§ **TASK OBJECTIVE**: Search the records for "展望も良く気持ち良く入れました". Copy every line where it appears.
•••
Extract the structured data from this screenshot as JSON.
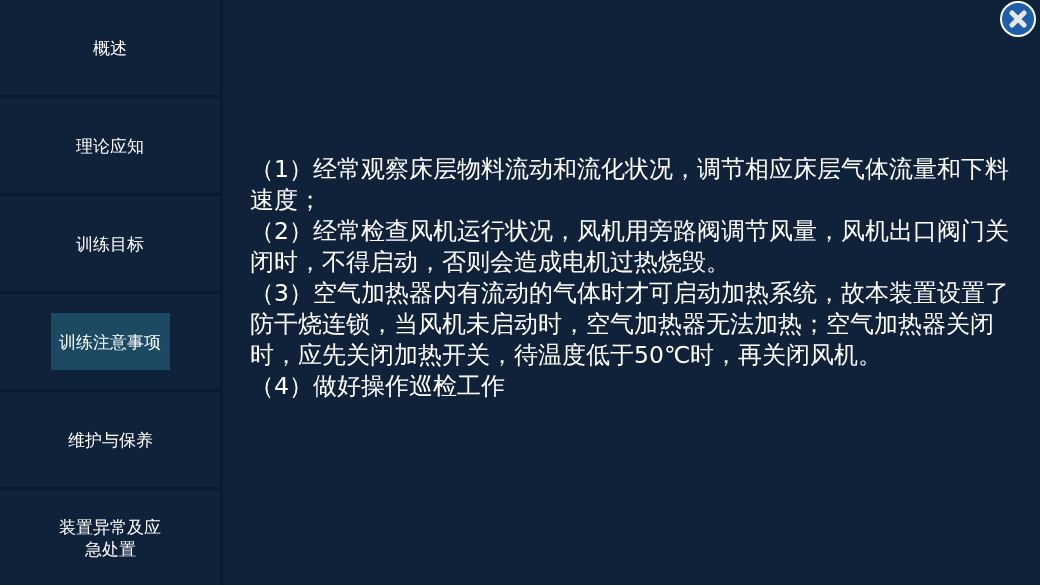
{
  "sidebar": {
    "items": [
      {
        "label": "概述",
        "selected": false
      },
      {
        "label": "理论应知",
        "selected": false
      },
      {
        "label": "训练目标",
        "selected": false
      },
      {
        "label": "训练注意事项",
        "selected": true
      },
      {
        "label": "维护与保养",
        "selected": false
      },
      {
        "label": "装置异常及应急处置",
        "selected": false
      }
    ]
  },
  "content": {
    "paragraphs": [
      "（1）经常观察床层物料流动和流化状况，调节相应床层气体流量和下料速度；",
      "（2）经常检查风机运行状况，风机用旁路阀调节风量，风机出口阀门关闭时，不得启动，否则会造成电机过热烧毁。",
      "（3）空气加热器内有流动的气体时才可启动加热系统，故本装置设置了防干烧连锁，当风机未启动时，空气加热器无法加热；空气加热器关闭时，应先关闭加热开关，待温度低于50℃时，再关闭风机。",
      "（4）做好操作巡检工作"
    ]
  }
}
•••
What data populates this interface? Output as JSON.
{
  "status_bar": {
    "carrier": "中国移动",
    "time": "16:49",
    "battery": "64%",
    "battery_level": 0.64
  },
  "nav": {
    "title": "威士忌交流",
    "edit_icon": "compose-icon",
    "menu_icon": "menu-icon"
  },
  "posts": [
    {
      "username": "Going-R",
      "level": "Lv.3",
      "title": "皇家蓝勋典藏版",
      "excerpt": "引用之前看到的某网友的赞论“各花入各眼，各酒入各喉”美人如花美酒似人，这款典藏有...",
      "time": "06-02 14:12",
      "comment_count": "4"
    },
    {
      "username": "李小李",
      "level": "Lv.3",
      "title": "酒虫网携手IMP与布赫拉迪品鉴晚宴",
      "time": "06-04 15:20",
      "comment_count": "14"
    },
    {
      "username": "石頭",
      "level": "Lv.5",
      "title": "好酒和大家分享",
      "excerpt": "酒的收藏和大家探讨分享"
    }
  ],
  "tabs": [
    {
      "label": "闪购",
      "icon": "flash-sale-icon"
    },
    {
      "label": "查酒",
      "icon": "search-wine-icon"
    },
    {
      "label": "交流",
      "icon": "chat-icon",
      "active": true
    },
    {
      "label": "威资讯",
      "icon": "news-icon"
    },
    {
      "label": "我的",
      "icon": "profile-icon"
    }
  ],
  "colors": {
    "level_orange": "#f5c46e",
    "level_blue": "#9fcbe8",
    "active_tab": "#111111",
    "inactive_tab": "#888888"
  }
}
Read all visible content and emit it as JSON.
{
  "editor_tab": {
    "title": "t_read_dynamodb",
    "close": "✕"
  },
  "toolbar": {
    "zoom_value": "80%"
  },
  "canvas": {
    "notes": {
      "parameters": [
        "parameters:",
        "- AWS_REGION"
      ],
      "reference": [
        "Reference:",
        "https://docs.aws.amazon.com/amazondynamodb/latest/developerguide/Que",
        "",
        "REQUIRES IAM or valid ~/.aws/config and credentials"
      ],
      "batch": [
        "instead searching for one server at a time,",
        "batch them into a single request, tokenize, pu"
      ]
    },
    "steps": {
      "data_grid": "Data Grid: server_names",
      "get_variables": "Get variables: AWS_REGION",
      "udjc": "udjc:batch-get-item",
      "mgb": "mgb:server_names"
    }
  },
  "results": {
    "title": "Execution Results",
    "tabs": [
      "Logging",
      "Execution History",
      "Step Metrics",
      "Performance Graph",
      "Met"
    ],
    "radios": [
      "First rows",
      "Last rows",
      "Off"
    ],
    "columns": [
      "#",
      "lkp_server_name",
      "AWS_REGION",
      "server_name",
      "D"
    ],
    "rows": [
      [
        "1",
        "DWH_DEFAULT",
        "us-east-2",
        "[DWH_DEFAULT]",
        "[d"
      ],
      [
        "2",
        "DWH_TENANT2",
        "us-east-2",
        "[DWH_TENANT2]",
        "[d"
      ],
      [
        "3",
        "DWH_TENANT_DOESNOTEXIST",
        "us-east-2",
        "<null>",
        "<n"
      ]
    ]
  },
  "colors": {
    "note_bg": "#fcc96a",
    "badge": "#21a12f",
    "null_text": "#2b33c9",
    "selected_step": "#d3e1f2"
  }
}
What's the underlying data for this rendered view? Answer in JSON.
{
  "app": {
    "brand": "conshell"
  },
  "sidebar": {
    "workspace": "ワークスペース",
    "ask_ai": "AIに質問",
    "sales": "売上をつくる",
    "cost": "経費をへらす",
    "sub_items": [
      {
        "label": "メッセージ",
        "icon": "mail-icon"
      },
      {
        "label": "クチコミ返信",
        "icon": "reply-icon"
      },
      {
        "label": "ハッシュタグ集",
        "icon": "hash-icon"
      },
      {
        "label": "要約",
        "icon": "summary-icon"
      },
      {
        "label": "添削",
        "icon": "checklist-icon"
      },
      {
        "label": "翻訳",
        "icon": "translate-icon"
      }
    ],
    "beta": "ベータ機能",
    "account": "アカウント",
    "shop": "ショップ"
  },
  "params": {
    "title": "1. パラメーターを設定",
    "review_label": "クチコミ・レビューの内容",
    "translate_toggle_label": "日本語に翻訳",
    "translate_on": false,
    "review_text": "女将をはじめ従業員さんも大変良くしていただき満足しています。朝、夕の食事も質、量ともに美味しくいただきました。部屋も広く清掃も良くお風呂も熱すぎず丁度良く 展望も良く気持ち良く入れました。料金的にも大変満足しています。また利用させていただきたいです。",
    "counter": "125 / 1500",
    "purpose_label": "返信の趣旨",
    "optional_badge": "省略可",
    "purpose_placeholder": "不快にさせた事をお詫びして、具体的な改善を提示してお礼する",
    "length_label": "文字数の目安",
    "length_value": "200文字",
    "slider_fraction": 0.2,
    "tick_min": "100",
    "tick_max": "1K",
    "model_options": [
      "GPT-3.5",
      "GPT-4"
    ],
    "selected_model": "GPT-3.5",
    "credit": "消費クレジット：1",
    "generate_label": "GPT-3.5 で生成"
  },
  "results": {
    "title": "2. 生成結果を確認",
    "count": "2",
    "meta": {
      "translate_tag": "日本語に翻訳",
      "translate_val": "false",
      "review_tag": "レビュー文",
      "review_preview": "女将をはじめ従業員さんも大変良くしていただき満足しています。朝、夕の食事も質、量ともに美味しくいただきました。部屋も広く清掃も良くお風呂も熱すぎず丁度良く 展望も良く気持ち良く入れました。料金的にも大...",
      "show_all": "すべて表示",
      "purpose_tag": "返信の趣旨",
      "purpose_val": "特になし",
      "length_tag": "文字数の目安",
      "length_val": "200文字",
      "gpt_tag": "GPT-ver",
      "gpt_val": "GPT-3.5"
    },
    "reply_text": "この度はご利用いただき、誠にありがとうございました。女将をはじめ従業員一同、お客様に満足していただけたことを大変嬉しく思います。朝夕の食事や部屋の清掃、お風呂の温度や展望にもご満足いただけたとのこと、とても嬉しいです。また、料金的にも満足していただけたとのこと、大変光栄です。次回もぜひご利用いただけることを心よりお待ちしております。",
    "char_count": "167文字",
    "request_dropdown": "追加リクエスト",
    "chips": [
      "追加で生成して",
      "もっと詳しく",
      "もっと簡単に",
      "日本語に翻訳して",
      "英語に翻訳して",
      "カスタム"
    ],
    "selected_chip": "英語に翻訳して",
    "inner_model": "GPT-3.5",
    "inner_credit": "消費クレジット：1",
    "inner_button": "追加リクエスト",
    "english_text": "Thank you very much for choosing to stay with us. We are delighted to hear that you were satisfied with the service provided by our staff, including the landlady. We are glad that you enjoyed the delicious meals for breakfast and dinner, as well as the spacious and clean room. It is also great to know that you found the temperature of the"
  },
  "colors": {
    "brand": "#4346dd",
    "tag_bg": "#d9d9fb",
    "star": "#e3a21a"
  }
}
•••
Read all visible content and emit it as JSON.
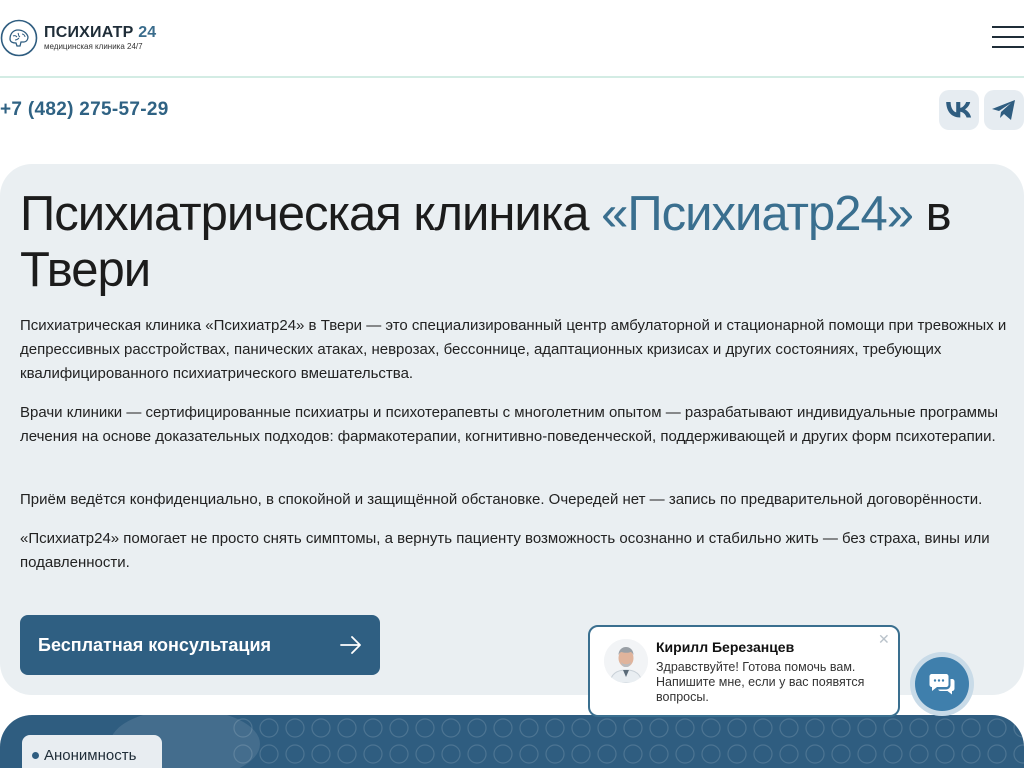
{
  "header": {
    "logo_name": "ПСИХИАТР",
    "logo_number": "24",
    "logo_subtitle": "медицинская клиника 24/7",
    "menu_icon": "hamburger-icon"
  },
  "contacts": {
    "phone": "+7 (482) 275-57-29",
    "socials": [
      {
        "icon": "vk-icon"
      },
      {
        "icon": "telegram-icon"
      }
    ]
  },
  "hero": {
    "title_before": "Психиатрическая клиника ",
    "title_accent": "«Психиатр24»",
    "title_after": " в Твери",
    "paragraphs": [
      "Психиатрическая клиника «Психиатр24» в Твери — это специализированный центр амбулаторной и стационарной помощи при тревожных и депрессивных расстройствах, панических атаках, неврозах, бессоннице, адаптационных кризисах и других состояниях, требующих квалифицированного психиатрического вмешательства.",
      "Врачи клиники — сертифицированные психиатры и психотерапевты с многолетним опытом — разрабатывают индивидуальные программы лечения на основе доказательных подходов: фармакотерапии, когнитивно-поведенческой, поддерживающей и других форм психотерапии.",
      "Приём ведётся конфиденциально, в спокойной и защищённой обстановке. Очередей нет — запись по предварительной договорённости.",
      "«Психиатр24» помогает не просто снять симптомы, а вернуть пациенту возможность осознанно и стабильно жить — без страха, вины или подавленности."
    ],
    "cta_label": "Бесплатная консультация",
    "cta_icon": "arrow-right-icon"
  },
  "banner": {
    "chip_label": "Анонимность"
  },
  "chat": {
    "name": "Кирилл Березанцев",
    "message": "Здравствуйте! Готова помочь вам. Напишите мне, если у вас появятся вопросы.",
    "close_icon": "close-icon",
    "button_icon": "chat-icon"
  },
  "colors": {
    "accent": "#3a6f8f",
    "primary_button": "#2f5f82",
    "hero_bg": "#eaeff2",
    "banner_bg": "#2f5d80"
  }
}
•••
§ **RESULT OF THIS TASK**:
    "review_text": "女将をはじめ従業員さんも大変良くしていただき満足しています。朝、夕の食事も質、量ともに美味しくいただきました。部屋も広く清掃も良くお風呂も熱すぎず丁度良く 展望も良く気持ち良く入れました。料金的にも大変満足しています。また利用させていただきたいです。",
      "review_preview": "女将をはじめ従業員さんも大変良くしていただき満足しています。朝、夕の食事も質、量ともに美味しくいただきました。部屋も広く清掃も良くお風呂も熱すぎず丁度良く 展望も良く気持ち良く入れました。料金的にも大...",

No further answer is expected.